Your instructions: Present every line in which the string "Copy" appears.

Exercise inputs:

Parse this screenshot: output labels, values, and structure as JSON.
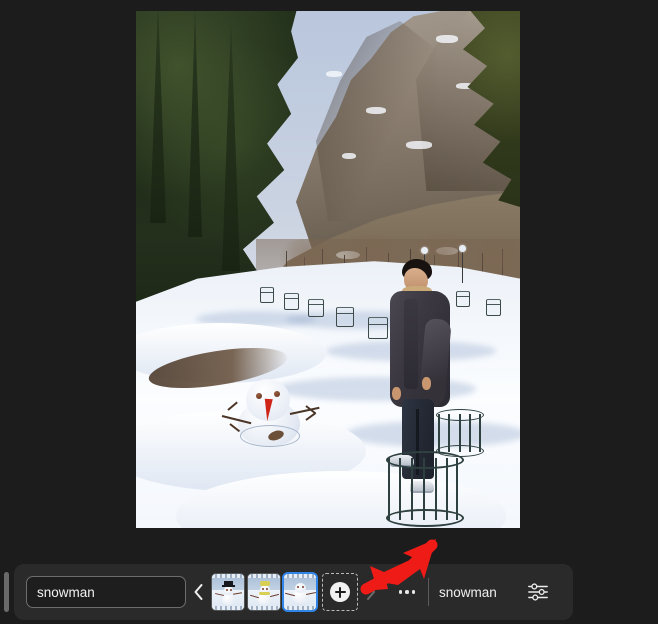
{
  "app": {
    "background_color": "#1c1c1c",
    "toolbar_color": "#2a2a2a",
    "accent_color": "#2f86e8",
    "annotation_color": "#ee1b16"
  },
  "viewer": {
    "name": "image-canvas",
    "image_description": "Winter mountain landscape photograph: a snow-covered park path with a small snowman in the foreground-left, a young man in a dark jacket and red shirt standing on a metal tree guard at right, bare deciduous trees with metal guards, dark evergreen pines on the left, and a rocky sunlit mountain ridge under a pale blue sky.",
    "subject_description": "snowman"
  },
  "toolbar": {
    "prompt_input": {
      "value": "snowman",
      "placeholder": "snowman"
    },
    "prev_label": "‹",
    "next_label": "›",
    "prev_enabled": true,
    "next_enabled": false,
    "thumbnails": [
      {
        "label": "snowman variant 1",
        "selected": false,
        "hat": "black-top-hat"
      },
      {
        "label": "snowman variant 2",
        "selected": false,
        "hat": "yellow-hat"
      },
      {
        "label": "snowman variant 3",
        "selected": true,
        "hat": "none"
      }
    ],
    "add_label": "+",
    "add_name": "add-image-button",
    "overflow_label": "•••",
    "layer_label": "snowman",
    "adjust_label": "Adjust settings"
  },
  "annotation": {
    "type": "arrow",
    "points_to": "add-image-button",
    "color": "#ee1b16"
  }
}
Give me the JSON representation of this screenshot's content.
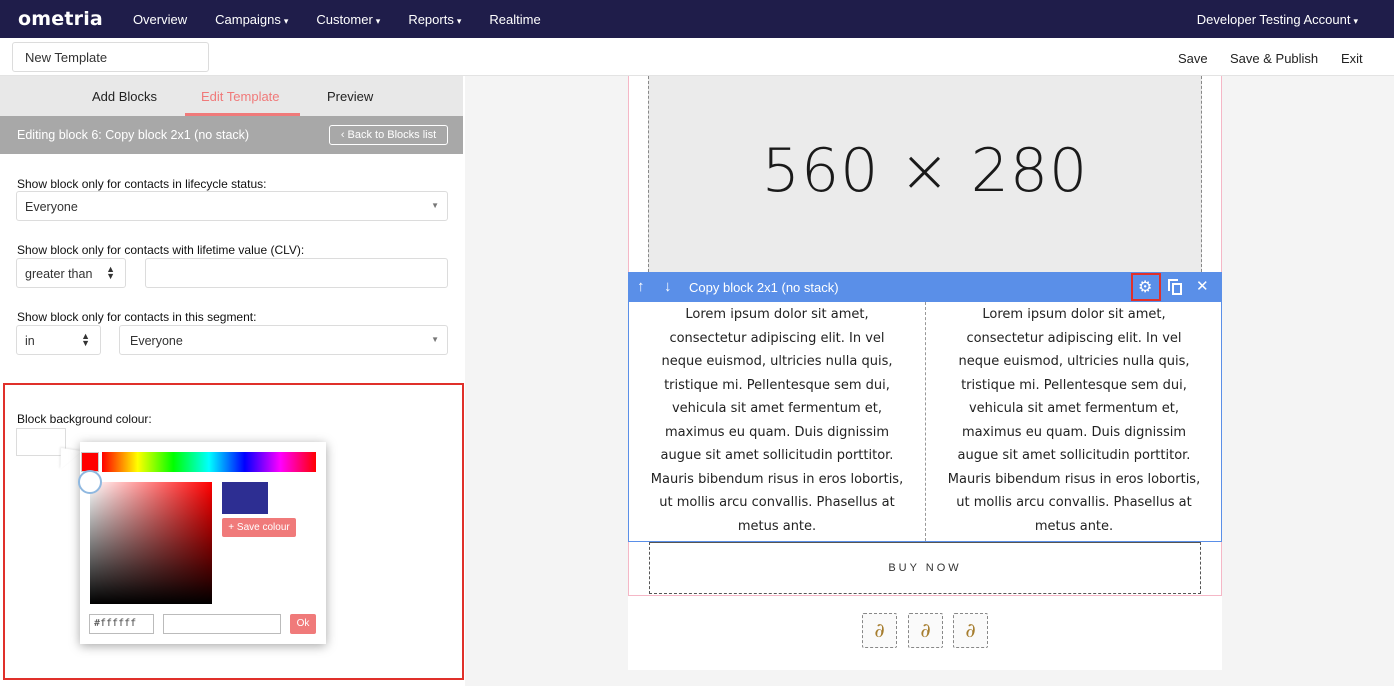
{
  "topnav": {
    "logo": "ometria",
    "items": [
      "Overview",
      "Campaigns",
      "Customer",
      "Reports",
      "Realtime"
    ],
    "account": "Developer Testing Account"
  },
  "subbar": {
    "template_name": "New Template",
    "save": "Save",
    "save_publish": "Save & Publish",
    "exit": "Exit"
  },
  "tabs": [
    "Add Blocks",
    "Edit Template",
    "Preview"
  ],
  "editbar": {
    "title": "Editing block 6: Copy block 2x1 (no stack)",
    "back": "‹ Back to Blocks list"
  },
  "form": {
    "lifecycle_label": "Show block only for contacts in lifecycle status:",
    "lifecycle_value": "Everyone",
    "clv_label": "Show block only for contacts with lifetime value (CLV):",
    "clv_operator": "greater than",
    "clv_value": "",
    "segment_label": "Show block only for contacts in this segment:",
    "segment_operator": "in",
    "segment_value": "Everyone",
    "bg_label": "Block background colour:"
  },
  "picker": {
    "save_colour": "+ Save colour",
    "hex": "#ffffff",
    "ok": "Ok",
    "preview_color": "#2d2e92"
  },
  "canvas": {
    "placeholder": "560 × 280",
    "block_title": "Copy block 2x1 (no stack)",
    "col_left": [
      "Lorem ipsum dolor sit amet,",
      "consectetur adipiscing elit. In vel",
      "neque euismod, ultricies nulla quis,",
      "tristique mi. Pellentesque sem dui,",
      "vehicula sit amet fermentum et,",
      "maximus eu quam. Duis dignissim",
      "augue sit amet sollicitudin porttitor.",
      "Mauris bibendum risus in eros lobortis,",
      "ut mollis arcu convallis. Phasellus at",
      "metus ante."
    ],
    "col_right": [
      "Lorem ipsum dolor sit amet,",
      "consectetur adipiscing elit. In vel",
      "neque euismod, ultricies nulla quis,",
      "tristique mi. Pellentesque sem dui,",
      "vehicula sit amet fermentum et,",
      "maximus eu quam. Duis dignissim",
      "augue sit amet sollicitudin porttitor.",
      "Mauris bibendum risus in eros lobortis,",
      "ut mollis arcu convallis. Phasellus at",
      "metus ante."
    ],
    "buy_now": "BUY NOW"
  },
  "colors": {
    "nav_bg": "#1f1d4a",
    "accent": "#f07a7a",
    "block_bar": "#5a8fe8",
    "highlight": "#e0302a"
  }
}
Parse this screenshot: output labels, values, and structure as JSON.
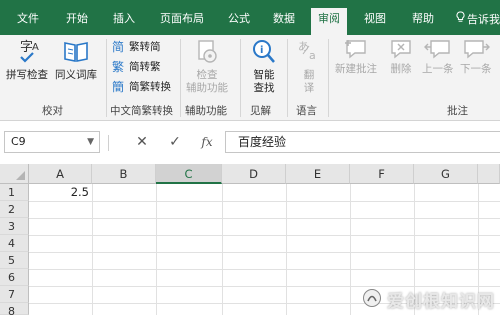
{
  "tabs": [
    {
      "label": "文件"
    },
    {
      "label": "开始"
    },
    {
      "label": "插入"
    },
    {
      "label": "页面布局"
    },
    {
      "label": "公式"
    },
    {
      "label": "数据"
    },
    {
      "label": "审阅"
    },
    {
      "label": "视图"
    },
    {
      "label": "帮助"
    },
    {
      "label": "告诉我"
    }
  ],
  "active_tab": "审阅",
  "ribbon": {
    "proofing": {
      "spelling": "拼写检查",
      "thesaurus": "同义词库",
      "group": "校对"
    },
    "chinese": {
      "to_traditional": "简转繁",
      "to_simplified_a": "繁转简",
      "to_simplified_b": "简繁转换",
      "group": "中文简繁转换"
    },
    "accessibility": {
      "line1": "检查",
      "line2": "辅助功能",
      "group": "辅助功能"
    },
    "insights": {
      "line1": "智能",
      "line2": "查找",
      "group": "见解"
    },
    "language": {
      "line1": "翻",
      "line2": "译",
      "group": "语言"
    },
    "comments": {
      "new": "新建批注",
      "delete": "删除",
      "prev": "上一条",
      "next": "下一条",
      "group": "批注"
    }
  },
  "formula_bar": {
    "name_box": "C9",
    "cancel": "✕",
    "enter": "✓",
    "fx": "fx",
    "content": "百度经验"
  },
  "sheet": {
    "columns": [
      "A",
      "B",
      "C",
      "D",
      "E",
      "F",
      "G"
    ],
    "rows": [
      "1",
      "2",
      "3",
      "4",
      "5",
      "6",
      "7",
      "8"
    ],
    "selected_column": "C",
    "cell_a1": "2.5"
  },
  "watermark": {
    "text": "爱创根知识网"
  },
  "colors": {
    "accent": "#217346",
    "ribbon_bg": "#f3f3f3"
  }
}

Exercise result:
    "title": "Editing block 6: Copy block 2x1 (no stack)",
    "block_title": "Copy block 2x1 (no stack)",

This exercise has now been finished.